By Robert Orth, Professor of Marine Science, Virginia Institute of Marine Science, Gloucester Point, Virginia. Email: jjorth@vims.edu
The system of barrier islands, coastal bays, and salt marshes along the Atlantic coast of Virginia’s portion of the Delmarva Peninsula represent some of the most natural, unspoiled coastal habitat along the US East Coast. Historically, finfish and shellfish resources in this region supported large fisheries. However, during the 1930s, this region underwent a dramatic ecological shift.
Seagrasses, primarily eelgrass Zostera marina, were once very abundant in these coastal bays, covering most of the subaqueous bottom. In the 1930s, eelgrass underwent a massive decline attributed to a wasting disease pathogen Labyrinthula sp. The decline was pandemic, affecting not only populations in the coastal bays but also populations on both sides of the Atlantic. In August 1933, this region was affected by one of the most destructive hurricanes to influence the area in the twentieth century, contributing to the decimation of seagrasses in the bays. Seagrasses were essentially absent in these bays until the late 1990s.

Complete the following
a: Name the types of coastal habitat that the passage on Virginia's coastal bays lists along the Atlantic coast of the Delmarva Peninsula.
b: According to the passage on Virginia's coastal bays, what was the eelgrass decline of the 1930s attributed to?

(Page segmentation data)
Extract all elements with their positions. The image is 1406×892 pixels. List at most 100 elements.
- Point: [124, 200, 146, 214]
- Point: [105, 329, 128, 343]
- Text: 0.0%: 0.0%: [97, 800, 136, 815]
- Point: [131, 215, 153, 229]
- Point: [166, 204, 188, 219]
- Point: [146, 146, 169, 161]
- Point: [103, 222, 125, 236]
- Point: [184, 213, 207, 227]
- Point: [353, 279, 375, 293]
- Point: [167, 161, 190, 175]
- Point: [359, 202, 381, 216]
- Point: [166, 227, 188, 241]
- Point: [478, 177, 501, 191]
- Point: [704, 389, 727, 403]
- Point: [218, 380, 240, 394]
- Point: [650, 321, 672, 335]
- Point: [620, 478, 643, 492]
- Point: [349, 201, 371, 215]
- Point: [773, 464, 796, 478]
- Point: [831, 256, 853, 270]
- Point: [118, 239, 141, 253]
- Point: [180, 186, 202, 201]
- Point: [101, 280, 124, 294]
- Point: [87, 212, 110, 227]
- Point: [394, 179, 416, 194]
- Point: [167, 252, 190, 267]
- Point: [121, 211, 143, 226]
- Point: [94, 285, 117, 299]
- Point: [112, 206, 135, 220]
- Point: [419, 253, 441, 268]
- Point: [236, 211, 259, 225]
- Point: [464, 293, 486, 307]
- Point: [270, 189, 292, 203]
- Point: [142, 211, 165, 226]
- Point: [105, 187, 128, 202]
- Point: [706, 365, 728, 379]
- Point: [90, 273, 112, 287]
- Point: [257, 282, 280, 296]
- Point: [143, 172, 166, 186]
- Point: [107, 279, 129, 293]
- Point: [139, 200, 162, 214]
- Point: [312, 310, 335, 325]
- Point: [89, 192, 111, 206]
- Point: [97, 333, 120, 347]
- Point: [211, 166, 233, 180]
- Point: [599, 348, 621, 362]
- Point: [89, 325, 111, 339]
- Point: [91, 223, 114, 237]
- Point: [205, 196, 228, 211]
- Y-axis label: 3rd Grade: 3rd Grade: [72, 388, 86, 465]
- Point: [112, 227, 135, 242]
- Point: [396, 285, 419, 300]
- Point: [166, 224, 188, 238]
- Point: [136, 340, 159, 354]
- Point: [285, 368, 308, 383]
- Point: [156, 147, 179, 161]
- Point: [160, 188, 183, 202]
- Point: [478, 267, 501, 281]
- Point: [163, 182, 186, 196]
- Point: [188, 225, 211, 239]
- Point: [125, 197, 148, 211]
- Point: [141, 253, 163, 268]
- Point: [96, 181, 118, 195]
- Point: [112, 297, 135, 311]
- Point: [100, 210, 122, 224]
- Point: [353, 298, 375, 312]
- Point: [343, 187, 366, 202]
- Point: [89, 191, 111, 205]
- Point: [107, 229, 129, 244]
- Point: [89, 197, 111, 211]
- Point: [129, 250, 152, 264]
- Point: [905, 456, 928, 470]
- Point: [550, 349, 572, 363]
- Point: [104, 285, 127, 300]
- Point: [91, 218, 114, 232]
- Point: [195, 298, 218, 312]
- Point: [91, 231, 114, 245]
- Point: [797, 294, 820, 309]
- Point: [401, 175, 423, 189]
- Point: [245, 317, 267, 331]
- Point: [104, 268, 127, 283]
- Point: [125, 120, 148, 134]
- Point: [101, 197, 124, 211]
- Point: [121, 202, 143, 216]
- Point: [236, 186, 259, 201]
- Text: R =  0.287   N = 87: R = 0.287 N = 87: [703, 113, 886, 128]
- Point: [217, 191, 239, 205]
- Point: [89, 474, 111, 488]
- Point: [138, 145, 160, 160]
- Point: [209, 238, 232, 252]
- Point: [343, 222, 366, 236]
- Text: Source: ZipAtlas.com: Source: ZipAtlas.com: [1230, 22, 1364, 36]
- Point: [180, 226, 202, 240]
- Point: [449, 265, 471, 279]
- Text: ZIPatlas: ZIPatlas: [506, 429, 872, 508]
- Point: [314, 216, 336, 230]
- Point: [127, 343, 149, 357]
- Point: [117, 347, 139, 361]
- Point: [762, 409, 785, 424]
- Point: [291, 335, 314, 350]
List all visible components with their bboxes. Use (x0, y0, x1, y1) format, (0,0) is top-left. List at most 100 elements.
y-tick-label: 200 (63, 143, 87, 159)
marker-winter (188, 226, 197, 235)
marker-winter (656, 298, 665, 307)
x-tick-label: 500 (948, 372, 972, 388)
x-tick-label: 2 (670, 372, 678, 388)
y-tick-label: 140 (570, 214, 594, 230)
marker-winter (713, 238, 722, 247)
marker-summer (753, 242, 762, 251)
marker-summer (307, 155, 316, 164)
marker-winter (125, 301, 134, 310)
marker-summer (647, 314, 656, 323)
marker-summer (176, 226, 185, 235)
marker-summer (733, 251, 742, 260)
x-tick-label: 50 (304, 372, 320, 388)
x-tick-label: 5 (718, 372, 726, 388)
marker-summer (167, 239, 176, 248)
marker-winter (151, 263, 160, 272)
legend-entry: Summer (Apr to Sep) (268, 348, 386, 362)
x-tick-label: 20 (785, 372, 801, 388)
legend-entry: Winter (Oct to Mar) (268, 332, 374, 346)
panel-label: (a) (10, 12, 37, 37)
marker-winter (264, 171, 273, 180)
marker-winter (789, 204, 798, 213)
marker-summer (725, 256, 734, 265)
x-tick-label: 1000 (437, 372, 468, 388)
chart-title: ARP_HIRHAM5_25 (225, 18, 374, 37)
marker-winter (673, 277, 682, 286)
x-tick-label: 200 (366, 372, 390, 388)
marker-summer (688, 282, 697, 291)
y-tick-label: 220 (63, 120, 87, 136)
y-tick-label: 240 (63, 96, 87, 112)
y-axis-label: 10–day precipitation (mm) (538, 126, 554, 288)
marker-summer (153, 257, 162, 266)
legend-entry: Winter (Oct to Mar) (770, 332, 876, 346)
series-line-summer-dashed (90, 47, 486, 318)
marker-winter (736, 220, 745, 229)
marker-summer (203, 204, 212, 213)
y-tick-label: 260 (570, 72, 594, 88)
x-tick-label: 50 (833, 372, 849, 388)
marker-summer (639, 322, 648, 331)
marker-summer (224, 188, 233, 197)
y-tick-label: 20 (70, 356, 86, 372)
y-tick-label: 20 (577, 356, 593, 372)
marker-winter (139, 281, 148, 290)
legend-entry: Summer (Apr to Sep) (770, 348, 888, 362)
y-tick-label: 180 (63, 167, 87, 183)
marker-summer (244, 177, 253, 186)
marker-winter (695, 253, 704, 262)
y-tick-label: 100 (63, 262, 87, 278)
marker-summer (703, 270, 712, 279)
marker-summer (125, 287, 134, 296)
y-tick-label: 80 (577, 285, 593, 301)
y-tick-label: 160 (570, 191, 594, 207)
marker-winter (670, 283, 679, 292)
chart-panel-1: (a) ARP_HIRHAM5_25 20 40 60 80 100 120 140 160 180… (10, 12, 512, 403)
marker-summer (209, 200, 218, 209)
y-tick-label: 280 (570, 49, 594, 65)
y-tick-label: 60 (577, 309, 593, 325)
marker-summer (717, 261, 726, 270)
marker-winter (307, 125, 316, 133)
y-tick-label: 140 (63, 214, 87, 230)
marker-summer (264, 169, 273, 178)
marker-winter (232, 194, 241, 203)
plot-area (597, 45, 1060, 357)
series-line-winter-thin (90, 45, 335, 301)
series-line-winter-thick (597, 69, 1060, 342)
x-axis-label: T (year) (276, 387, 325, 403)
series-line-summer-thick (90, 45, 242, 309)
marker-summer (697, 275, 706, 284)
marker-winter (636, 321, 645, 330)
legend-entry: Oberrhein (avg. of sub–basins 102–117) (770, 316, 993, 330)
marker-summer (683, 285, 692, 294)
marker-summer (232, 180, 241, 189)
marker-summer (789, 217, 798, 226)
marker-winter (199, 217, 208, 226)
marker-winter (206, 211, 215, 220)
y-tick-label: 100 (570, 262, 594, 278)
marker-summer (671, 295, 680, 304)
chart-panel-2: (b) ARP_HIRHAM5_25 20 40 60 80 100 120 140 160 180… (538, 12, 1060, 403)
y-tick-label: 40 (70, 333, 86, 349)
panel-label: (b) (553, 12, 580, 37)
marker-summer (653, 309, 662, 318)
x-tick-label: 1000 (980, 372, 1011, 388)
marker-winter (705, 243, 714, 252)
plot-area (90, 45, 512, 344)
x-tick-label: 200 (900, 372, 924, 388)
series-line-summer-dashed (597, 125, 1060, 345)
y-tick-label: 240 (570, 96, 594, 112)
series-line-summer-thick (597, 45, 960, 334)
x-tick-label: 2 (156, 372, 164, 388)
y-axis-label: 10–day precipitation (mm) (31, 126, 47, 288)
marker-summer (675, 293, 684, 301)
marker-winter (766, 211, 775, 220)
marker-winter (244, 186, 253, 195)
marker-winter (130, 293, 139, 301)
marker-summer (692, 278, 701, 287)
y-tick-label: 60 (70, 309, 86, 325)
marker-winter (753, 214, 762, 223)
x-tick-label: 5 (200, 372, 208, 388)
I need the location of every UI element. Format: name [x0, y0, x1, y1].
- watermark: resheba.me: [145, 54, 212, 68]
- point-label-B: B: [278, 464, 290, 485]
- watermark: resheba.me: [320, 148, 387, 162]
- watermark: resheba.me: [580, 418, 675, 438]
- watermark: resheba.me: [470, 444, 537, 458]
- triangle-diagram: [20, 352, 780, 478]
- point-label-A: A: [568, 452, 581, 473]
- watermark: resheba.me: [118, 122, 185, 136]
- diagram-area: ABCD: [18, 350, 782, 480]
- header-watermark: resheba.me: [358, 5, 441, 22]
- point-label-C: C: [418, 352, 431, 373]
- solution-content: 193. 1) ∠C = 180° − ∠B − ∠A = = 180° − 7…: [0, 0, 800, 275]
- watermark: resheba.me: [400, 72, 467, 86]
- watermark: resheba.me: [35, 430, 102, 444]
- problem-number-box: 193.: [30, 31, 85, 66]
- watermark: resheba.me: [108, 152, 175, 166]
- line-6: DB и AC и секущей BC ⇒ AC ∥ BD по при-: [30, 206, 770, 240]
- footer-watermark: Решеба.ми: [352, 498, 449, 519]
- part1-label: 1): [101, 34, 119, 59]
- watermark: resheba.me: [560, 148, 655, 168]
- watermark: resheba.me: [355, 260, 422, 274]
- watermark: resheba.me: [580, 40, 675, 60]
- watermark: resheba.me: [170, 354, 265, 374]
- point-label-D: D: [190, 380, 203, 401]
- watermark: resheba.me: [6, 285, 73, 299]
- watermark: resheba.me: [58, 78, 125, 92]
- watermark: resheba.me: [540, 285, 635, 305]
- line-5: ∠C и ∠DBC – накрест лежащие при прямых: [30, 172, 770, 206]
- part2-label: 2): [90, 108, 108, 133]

Outputs in order
a: Barrier islands, coastal bays, and salt marshes.

b: It was attributed to a wasting disease pathogen, Labyrinthula sp.